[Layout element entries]
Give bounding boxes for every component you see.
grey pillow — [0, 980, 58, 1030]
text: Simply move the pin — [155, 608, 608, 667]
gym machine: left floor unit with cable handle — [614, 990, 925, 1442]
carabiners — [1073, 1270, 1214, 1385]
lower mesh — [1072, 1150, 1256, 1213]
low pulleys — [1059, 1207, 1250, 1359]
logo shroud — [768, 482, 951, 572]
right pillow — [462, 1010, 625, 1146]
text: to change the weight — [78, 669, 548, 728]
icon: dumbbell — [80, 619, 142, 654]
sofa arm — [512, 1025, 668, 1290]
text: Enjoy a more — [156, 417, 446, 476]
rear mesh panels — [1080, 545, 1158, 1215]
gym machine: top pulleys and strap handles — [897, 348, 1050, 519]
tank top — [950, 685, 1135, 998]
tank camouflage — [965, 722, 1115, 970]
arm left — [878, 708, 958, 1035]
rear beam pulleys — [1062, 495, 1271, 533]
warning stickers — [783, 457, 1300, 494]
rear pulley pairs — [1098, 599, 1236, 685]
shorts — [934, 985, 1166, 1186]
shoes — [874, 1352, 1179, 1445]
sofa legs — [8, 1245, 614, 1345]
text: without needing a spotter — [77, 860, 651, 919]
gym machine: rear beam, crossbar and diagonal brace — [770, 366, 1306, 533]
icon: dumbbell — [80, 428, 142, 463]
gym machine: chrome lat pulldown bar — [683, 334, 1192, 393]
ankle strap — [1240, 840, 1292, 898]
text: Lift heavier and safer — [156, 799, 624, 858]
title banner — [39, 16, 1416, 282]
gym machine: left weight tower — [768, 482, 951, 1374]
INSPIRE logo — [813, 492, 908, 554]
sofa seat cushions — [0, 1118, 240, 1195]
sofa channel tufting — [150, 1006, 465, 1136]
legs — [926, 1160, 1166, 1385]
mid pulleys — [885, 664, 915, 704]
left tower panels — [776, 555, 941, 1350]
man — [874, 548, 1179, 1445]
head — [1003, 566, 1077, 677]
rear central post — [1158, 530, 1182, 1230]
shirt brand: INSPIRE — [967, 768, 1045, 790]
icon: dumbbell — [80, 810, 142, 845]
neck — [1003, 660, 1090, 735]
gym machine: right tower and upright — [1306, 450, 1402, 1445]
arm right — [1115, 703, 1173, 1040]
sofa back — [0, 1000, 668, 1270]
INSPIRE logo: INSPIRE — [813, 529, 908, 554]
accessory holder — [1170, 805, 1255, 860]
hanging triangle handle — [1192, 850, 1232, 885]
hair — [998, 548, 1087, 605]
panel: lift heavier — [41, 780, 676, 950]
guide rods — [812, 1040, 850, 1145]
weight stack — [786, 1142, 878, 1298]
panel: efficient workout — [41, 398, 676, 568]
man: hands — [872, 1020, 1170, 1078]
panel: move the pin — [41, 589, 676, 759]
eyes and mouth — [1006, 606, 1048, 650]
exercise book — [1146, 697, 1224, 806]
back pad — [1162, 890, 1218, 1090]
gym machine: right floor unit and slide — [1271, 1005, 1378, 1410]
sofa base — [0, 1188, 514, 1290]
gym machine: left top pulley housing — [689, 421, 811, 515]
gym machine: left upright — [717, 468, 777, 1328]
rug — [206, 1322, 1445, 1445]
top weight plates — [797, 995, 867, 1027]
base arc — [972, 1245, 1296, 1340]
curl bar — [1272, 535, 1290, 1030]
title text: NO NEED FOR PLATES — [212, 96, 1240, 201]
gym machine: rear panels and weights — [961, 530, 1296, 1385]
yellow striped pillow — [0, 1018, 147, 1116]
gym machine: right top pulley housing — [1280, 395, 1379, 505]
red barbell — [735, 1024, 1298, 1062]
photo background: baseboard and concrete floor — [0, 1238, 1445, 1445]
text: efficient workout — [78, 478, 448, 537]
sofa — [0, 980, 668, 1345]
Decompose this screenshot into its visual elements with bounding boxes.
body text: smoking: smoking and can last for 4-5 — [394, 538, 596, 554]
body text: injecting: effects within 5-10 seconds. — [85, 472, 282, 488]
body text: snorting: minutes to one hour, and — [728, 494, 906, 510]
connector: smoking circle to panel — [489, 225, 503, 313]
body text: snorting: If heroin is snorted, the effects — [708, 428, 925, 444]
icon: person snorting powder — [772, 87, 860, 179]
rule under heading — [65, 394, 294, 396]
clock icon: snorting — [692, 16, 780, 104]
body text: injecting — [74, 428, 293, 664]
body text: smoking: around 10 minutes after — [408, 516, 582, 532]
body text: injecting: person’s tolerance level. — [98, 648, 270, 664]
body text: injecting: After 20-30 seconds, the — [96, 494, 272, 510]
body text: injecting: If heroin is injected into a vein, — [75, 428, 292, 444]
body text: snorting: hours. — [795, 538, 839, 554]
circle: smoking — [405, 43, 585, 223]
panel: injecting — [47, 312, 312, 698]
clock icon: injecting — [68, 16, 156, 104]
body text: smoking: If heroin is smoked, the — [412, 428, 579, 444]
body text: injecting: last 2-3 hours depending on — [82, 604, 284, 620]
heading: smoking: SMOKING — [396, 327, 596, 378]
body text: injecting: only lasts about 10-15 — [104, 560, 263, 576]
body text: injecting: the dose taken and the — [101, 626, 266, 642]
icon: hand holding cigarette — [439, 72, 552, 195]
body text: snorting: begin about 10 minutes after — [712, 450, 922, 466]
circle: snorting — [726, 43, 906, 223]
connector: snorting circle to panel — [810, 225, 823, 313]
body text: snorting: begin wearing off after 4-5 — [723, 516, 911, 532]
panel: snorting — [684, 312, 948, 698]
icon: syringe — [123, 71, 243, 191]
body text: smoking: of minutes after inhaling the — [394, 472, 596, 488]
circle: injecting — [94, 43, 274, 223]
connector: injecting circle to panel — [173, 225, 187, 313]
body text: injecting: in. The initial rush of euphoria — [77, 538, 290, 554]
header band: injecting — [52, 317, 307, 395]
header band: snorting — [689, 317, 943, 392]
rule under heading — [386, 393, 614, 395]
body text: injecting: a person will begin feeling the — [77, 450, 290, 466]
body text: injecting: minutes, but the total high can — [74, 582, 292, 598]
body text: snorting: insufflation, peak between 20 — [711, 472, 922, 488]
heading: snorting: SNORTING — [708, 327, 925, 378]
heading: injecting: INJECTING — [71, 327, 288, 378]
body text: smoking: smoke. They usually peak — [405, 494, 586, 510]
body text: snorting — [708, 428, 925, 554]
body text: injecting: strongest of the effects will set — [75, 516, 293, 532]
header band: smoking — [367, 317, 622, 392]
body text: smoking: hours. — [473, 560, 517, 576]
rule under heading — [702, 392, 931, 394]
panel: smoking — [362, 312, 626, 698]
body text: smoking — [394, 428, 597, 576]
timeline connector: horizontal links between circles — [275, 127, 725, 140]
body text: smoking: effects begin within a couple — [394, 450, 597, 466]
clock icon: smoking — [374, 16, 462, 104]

## Problem details
Please write out all of the rows above again, keeping every line identical to the original.

## Result of the task
Give bounding boxes for every component you see.
grey pillow — [0, 980, 58, 1030]
text: Simply move the pin — [155, 608, 608, 667]
gym machine: left floor unit with cable handle — [614, 990, 925, 1442]
carabiners — [1073, 1270, 1214, 1385]
lower mesh — [1072, 1150, 1256, 1213]
low pulleys — [1059, 1207, 1250, 1359]
logo shroud — [768, 482, 951, 572]
right pillow — [462, 1010, 625, 1146]
text: to change the weight — [78, 669, 548, 728]
icon: dumbbell — [80, 619, 142, 654]
sofa arm — [512, 1025, 668, 1290]
text: Enjoy a more — [156, 417, 446, 476]
rear mesh panels — [1080, 545, 1158, 1215]
gym machine: top pulleys and strap handles — [897, 348, 1050, 519]
tank top — [950, 685, 1135, 998]
tank camouflage — [965, 722, 1115, 970]
arm left — [878, 708, 958, 1035]
rear beam pulleys — [1062, 495, 1271, 533]
warning stickers — [783, 457, 1300, 494]
rear pulley pairs — [1098, 599, 1236, 685]
shorts — [934, 985, 1166, 1186]
shoes — [874, 1352, 1179, 1445]
sofa legs — [8, 1245, 614, 1345]
text: without needing a spotter — [77, 860, 651, 919]
gym machine: rear beam, crossbar and diagonal brace — [770, 366, 1306, 533]
icon: dumbbell — [80, 428, 142, 463]
gym machine: chrome lat pulldown bar — [683, 334, 1192, 393]
ankle strap — [1240, 840, 1292, 898]
text: Lift heavier and safer — [156, 799, 624, 858]
title banner — [39, 16, 1416, 282]
gym machine: left weight tower — [768, 482, 951, 1374]
INSPIRE logo — [813, 492, 908, 554]
sofa seat cushions — [0, 1118, 240, 1195]
sofa channel tufting — [150, 1006, 465, 1136]
legs — [926, 1160, 1166, 1385]
mid pulleys — [885, 664, 915, 704]
left tower panels — [776, 555, 941, 1350]
man — [874, 548, 1179, 1445]
head — [1003, 566, 1077, 677]
rear central post — [1158, 530, 1182, 1230]
shirt brand: INSPIRE — [967, 768, 1045, 790]
icon: dumbbell — [80, 810, 142, 845]
neck — [1003, 660, 1090, 735]
gym machine: right tower and upright — [1306, 450, 1402, 1445]
arm right — [1115, 703, 1173, 1040]
sofa back — [0, 1000, 668, 1270]
INSPIRE logo: INSPIRE — [813, 529, 908, 554]
accessory holder — [1170, 805, 1255, 860]
hanging triangle handle — [1192, 850, 1232, 885]
hair — [998, 548, 1087, 605]
panel: lift heavier — [41, 780, 676, 950]
guide rods — [812, 1040, 850, 1145]
weight stack — [786, 1142, 878, 1298]
panel: efficient workout — [41, 398, 676, 568]
man: hands — [872, 1020, 1170, 1078]
panel: move the pin — [41, 589, 676, 759]
eyes and mouth — [1006, 606, 1048, 650]
exercise book — [1146, 697, 1224, 806]
back pad — [1162, 890, 1218, 1090]
gym machine: right floor unit and slide — [1271, 1005, 1378, 1410]
sofa base — [0, 1188, 514, 1290]
gym machine: left top pulley housing — [689, 421, 811, 515]
gym machine: left upright — [717, 468, 777, 1328]
rug — [206, 1322, 1445, 1445]
top weight plates — [797, 995, 867, 1027]
base arc — [972, 1245, 1296, 1340]
curl bar — [1272, 535, 1290, 1030]
title text: NO NEED FOR PLATES — [212, 96, 1240, 201]
gym machine: rear panels and weights — [961, 530, 1296, 1385]
yellow striped pillow — [0, 1018, 147, 1116]
gym machine: right top pulley housing — [1280, 395, 1379, 505]
red barbell — [735, 1024, 1298, 1062]
photo background: baseboard and concrete floor — [0, 1238, 1445, 1445]
text: efficient workout — [78, 478, 448, 537]
sofa — [0, 980, 668, 1345]
Decompose this screenshot into its visual elements with bounding boxes.
body text: smoking: smoking and can last for 4-5 — [394, 538, 596, 554]
body text: injecting: effects within 5-10 seconds. — [85, 472, 282, 488]
body text: snorting: minutes to one hour, and — [728, 494, 906, 510]
connector: smoking circle to panel — [489, 225, 503, 313]
body text: snorting: If heroin is snorted, the effects — [708, 428, 925, 444]
icon: person snorting powder — [772, 87, 860, 179]
rule under heading — [65, 394, 294, 396]
clock icon: snorting — [692, 16, 780, 104]
body text: injecting — [74, 428, 293, 664]
body text: smoking: around 10 minutes after — [408, 516, 582, 532]
body text: injecting: person’s tolerance level. — [98, 648, 270, 664]
body text: injecting: After 20-30 seconds, the — [96, 494, 272, 510]
body text: injecting: If heroin is injected into a vein, — [75, 428, 292, 444]
body text: snorting: hours. — [795, 538, 839, 554]
circle: smoking — [405, 43, 585, 223]
panel: injecting — [47, 312, 312, 698]
clock icon: injecting — [68, 16, 156, 104]
body text: smoking: If heroin is smoked, the — [412, 428, 579, 444]
body text: injecting: last 2-3 hours depending on — [82, 604, 284, 620]
heading: smoking: SMOKING — [396, 327, 596, 378]
body text: injecting: only lasts about 10-15 — [104, 560, 263, 576]
body text: injecting: the dose taken and the — [101, 626, 266, 642]
icon: hand holding cigarette — [439, 72, 552, 195]
body text: snorting: begin about 10 minutes after — [712, 450, 922, 466]
circle: snorting — [726, 43, 906, 223]
connector: snorting circle to panel — [810, 225, 823, 313]
body text: snorting: begin wearing off after 4-5 — [723, 516, 911, 532]
panel: snorting — [684, 312, 948, 698]
icon: syringe — [123, 71, 243, 191]
body text: smoking: of minutes after inhaling the — [394, 472, 596, 488]
circle: injecting — [94, 43, 274, 223]
connector: injecting circle to panel — [173, 225, 187, 313]
body text: injecting: in. The initial rush of euphoria — [77, 538, 290, 554]
header band: injecting — [52, 317, 307, 395]
header band: snorting — [689, 317, 943, 392]
rule under heading — [386, 393, 614, 395]
body text: injecting: a person will begin feeling the — [77, 450, 290, 466]
body text: injecting: minutes, but the total high can — [74, 582, 292, 598]
body text: snorting: insufflation, peak between 20 — [711, 472, 922, 488]
heading: snorting: SNORTING — [708, 327, 925, 378]
heading: injecting: INJECTING — [71, 327, 288, 378]
body text: smoking: smoke. They usually peak — [405, 494, 586, 510]
body text: snorting — [708, 428, 925, 554]
body text: injecting: strongest of the effects will set — [75, 516, 293, 532]
header band: smoking — [367, 317, 622, 392]
body text: smoking: hours. — [473, 560, 517, 576]
rule under heading — [702, 392, 931, 394]
panel: smoking — [362, 312, 626, 698]
body text: smoking — [394, 428, 597, 576]
timeline connector: horizontal links between circles — [275, 127, 725, 140]
body text: smoking: effects begin within a couple — [394, 450, 597, 466]
clock icon: smoking — [374, 16, 462, 104]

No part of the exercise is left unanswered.